++++ MATERIAL PROVIDED ++++

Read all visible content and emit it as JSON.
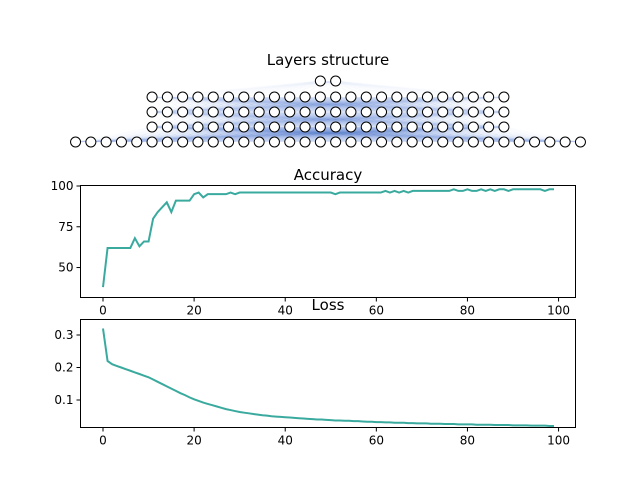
{
  "chart_data": [
    {
      "type": "diagram",
      "title": "Layers structure",
      "layers": [
        34,
        24,
        24,
        24,
        2
      ],
      "node_color": "#ffffff",
      "node_edge_color": "#000000",
      "edge_color": "#1f77b4"
    },
    {
      "type": "line",
      "title": "Accuracy",
      "xlim": [
        0,
        99
      ],
      "ylim": [
        35,
        100
      ],
      "xticks": [
        0,
        20,
        40,
        60,
        80,
        100
      ],
      "yticks": [
        50,
        75,
        100
      ],
      "color": "#3aaa9f",
      "series": [
        {
          "x": [
            0,
            1,
            2,
            3,
            4,
            5,
            6,
            7,
            8,
            9,
            10,
            11,
            12,
            13,
            14,
            15,
            16,
            17,
            18,
            19,
            20,
            21,
            22,
            23,
            24,
            25,
            26,
            27,
            28,
            29,
            30,
            31,
            32,
            33,
            34,
            35,
            36,
            37,
            38,
            39,
            40,
            41,
            42,
            43,
            44,
            45,
            46,
            47,
            48,
            49,
            50,
            51,
            52,
            53,
            54,
            55,
            56,
            57,
            58,
            59,
            60,
            61,
            62,
            63,
            64,
            65,
            66,
            67,
            68,
            69,
            70,
            71,
            72,
            73,
            74,
            75,
            76,
            77,
            78,
            79,
            80,
            81,
            82,
            83,
            84,
            85,
            86,
            87,
            88,
            89,
            90,
            91,
            92,
            93,
            94,
            95,
            96,
            97,
            98,
            99
          ],
          "values": [
            38,
            62,
            62,
            62,
            62,
            62,
            62,
            68,
            63,
            66,
            66,
            80,
            84,
            87,
            90,
            84,
            91,
            91,
            91,
            91,
            95,
            96,
            93,
            95,
            95,
            95,
            95,
            95,
            96,
            95,
            96,
            96,
            96,
            96,
            96,
            96,
            96,
            96,
            96,
            96,
            96,
            96,
            96,
            96,
            96,
            96,
            96,
            96,
            96,
            96,
            96,
            95,
            96,
            96,
            96,
            96,
            96,
            96,
            96,
            96,
            96,
            96,
            97,
            96,
            97,
            96,
            97,
            96,
            97,
            97,
            97,
            97,
            97,
            97,
            97,
            97,
            97,
            98,
            97,
            97,
            98,
            97,
            97,
            98,
            97,
            98,
            97,
            98,
            98,
            97,
            98,
            98,
            98,
            98,
            98,
            98,
            98,
            97,
            98,
            98
          ]
        }
      ]
    },
    {
      "type": "line",
      "title": "Loss",
      "xlim": [
        0,
        99
      ],
      "ylim": [
        0.02,
        0.34
      ],
      "xticks": [
        0,
        20,
        40,
        60,
        80,
        100
      ],
      "yticks": [
        0.1,
        0.2,
        0.3
      ],
      "color": "#3aaa9f",
      "series": [
        {
          "x": [
            0,
            1,
            2,
            3,
            4,
            5,
            6,
            7,
            8,
            9,
            10,
            11,
            12,
            13,
            14,
            15,
            16,
            17,
            18,
            19,
            20,
            21,
            22,
            23,
            24,
            25,
            26,
            27,
            28,
            29,
            30,
            31,
            32,
            33,
            34,
            35,
            36,
            37,
            38,
            39,
            40,
            41,
            42,
            43,
            44,
            45,
            46,
            47,
            48,
            49,
            50,
            51,
            52,
            53,
            54,
            55,
            56,
            57,
            58,
            59,
            60,
            61,
            62,
            63,
            64,
            65,
            66,
            67,
            68,
            69,
            70,
            71,
            72,
            73,
            74,
            75,
            76,
            77,
            78,
            79,
            80,
            81,
            82,
            83,
            84,
            85,
            86,
            87,
            88,
            89,
            90,
            91,
            92,
            93,
            94,
            95,
            96,
            97,
            98,
            99
          ],
          "values": [
            0.32,
            0.22,
            0.21,
            0.205,
            0.2,
            0.195,
            0.19,
            0.185,
            0.18,
            0.175,
            0.17,
            0.163,
            0.156,
            0.149,
            0.142,
            0.135,
            0.128,
            0.121,
            0.115,
            0.108,
            0.102,
            0.097,
            0.092,
            0.088,
            0.084,
            0.08,
            0.076,
            0.072,
            0.069,
            0.066,
            0.063,
            0.061,
            0.059,
            0.057,
            0.055,
            0.053,
            0.052,
            0.05,
            0.049,
            0.048,
            0.047,
            0.046,
            0.045,
            0.044,
            0.043,
            0.042,
            0.041,
            0.04,
            0.04,
            0.039,
            0.038,
            0.037,
            0.037,
            0.036,
            0.036,
            0.035,
            0.035,
            0.034,
            0.033,
            0.033,
            0.032,
            0.032,
            0.031,
            0.031,
            0.03,
            0.03,
            0.03,
            0.029,
            0.029,
            0.028,
            0.028,
            0.028,
            0.027,
            0.027,
            0.027,
            0.026,
            0.026,
            0.026,
            0.025,
            0.025,
            0.025,
            0.025,
            0.024,
            0.024,
            0.024,
            0.024,
            0.023,
            0.023,
            0.023,
            0.023,
            0.022,
            0.022,
            0.022,
            0.022,
            0.021,
            0.021,
            0.021,
            0.021,
            0.02,
            0.02
          ]
        }
      ]
    }
  ]
}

++++

Restate the records above in full, word for word. Keep pictures out.

RESPONSE TO THE TASK
Read all visible content and emit it as JSON.
{
  "chart_data": [
    {
      "type": "diagram",
      "title": "Layers structure",
      "layers": [
        34,
        24,
        24,
        24,
        2
      ],
      "node_color": "#ffffff",
      "node_edge_color": "#000000",
      "edge_color": "#1f77b4"
    },
    {
      "type": "line",
      "title": "Accuracy",
      "xlim": [
        0,
        99
      ],
      "ylim": [
        35,
        100
      ],
      "xticks": [
        0,
        20,
        40,
        60,
        80,
        100
      ],
      "yticks": [
        50,
        75,
        100
      ],
      "color": "#3aaa9f",
      "series": [
        {
          "x": [
            0,
            1,
            2,
            3,
            4,
            5,
            6,
            7,
            8,
            9,
            10,
            11,
            12,
            13,
            14,
            15,
            16,
            17,
            18,
            19,
            20,
            21,
            22,
            23,
            24,
            25,
            26,
            27,
            28,
            29,
            30,
            31,
            32,
            33,
            34,
            35,
            36,
            37,
            38,
            39,
            40,
            41,
            42,
            43,
            44,
            45,
            46,
            47,
            48,
            49,
            50,
            51,
            52,
            53,
            54,
            55,
            56,
            57,
            58,
            59,
            60,
            61,
            62,
            63,
            64,
            65,
            66,
            67,
            68,
            69,
            70,
            71,
            72,
            73,
            74,
            75,
            76,
            77,
            78,
            79,
            80,
            81,
            82,
            83,
            84,
            85,
            86,
            87,
            88,
            89,
            90,
            91,
            92,
            93,
            94,
            95,
            96,
            97,
            98,
            99
          ],
          "values": [
            38,
            62,
            62,
            62,
            62,
            62,
            62,
            68,
            63,
            66,
            66,
            80,
            84,
            87,
            90,
            84,
            91,
            91,
            91,
            91,
            95,
            96,
            93,
            95,
            95,
            95,
            95,
            95,
            96,
            95,
            96,
            96,
            96,
            96,
            96,
            96,
            96,
            96,
            96,
            96,
            96,
            96,
            96,
            96,
            96,
            96,
            96,
            96,
            96,
            96,
            96,
            95,
            96,
            96,
            96,
            96,
            96,
            96,
            96,
            96,
            96,
            96,
            97,
            96,
            97,
            96,
            97,
            96,
            97,
            97,
            97,
            97,
            97,
            97,
            97,
            97,
            97,
            98,
            97,
            97,
            98,
            97,
            97,
            98,
            97,
            98,
            97,
            98,
            98,
            97,
            98,
            98,
            98,
            98,
            98,
            98,
            98,
            97,
            98,
            98
          ]
        }
      ]
    },
    {
      "type": "line",
      "title": "Loss",
      "xlim": [
        0,
        99
      ],
      "ylim": [
        0.02,
        0.34
      ],
      "xticks": [
        0,
        20,
        40,
        60,
        80,
        100
      ],
      "yticks": [
        0.1,
        0.2,
        0.3
      ],
      "color": "#3aaa9f",
      "series": [
        {
          "x": [
            0,
            1,
            2,
            3,
            4,
            5,
            6,
            7,
            8,
            9,
            10,
            11,
            12,
            13,
            14,
            15,
            16,
            17,
            18,
            19,
            20,
            21,
            22,
            23,
            24,
            25,
            26,
            27,
            28,
            29,
            30,
            31,
            32,
            33,
            34,
            35,
            36,
            37,
            38,
            39,
            40,
            41,
            42,
            43,
            44,
            45,
            46,
            47,
            48,
            49,
            50,
            51,
            52,
            53,
            54,
            55,
            56,
            57,
            58,
            59,
            60,
            61,
            62,
            63,
            64,
            65,
            66,
            67,
            68,
            69,
            70,
            71,
            72,
            73,
            74,
            75,
            76,
            77,
            78,
            79,
            80,
            81,
            82,
            83,
            84,
            85,
            86,
            87,
            88,
            89,
            90,
            91,
            92,
            93,
            94,
            95,
            96,
            97,
            98,
            99
          ],
          "values": [
            0.32,
            0.22,
            0.21,
            0.205,
            0.2,
            0.195,
            0.19,
            0.185,
            0.18,
            0.175,
            0.17,
            0.163,
            0.156,
            0.149,
            0.142,
            0.135,
            0.128,
            0.121,
            0.115,
            0.108,
            0.102,
            0.097,
            0.092,
            0.088,
            0.084,
            0.08,
            0.076,
            0.072,
            0.069,
            0.066,
            0.063,
            0.061,
            0.059,
            0.057,
            0.055,
            0.053,
            0.052,
            0.05,
            0.049,
            0.048,
            0.047,
            0.046,
            0.045,
            0.044,
            0.043,
            0.042,
            0.041,
            0.04,
            0.04,
            0.039,
            0.038,
            0.037,
            0.037,
            0.036,
            0.036,
            0.035,
            0.035,
            0.034,
            0.033,
            0.033,
            0.032,
            0.032,
            0.031,
            0.031,
            0.03,
            0.03,
            0.03,
            0.029,
            0.029,
            0.028,
            0.028,
            0.028,
            0.027,
            0.027,
            0.027,
            0.026,
            0.026,
            0.026,
            0.025,
            0.025,
            0.025,
            0.025,
            0.024,
            0.024,
            0.024,
            0.024,
            0.023,
            0.023,
            0.023,
            0.023,
            0.022,
            0.022,
            0.022,
            0.022,
            0.021,
            0.021,
            0.021,
            0.021,
            0.02,
            0.02
          ]
        }
      ]
    }
  ]
}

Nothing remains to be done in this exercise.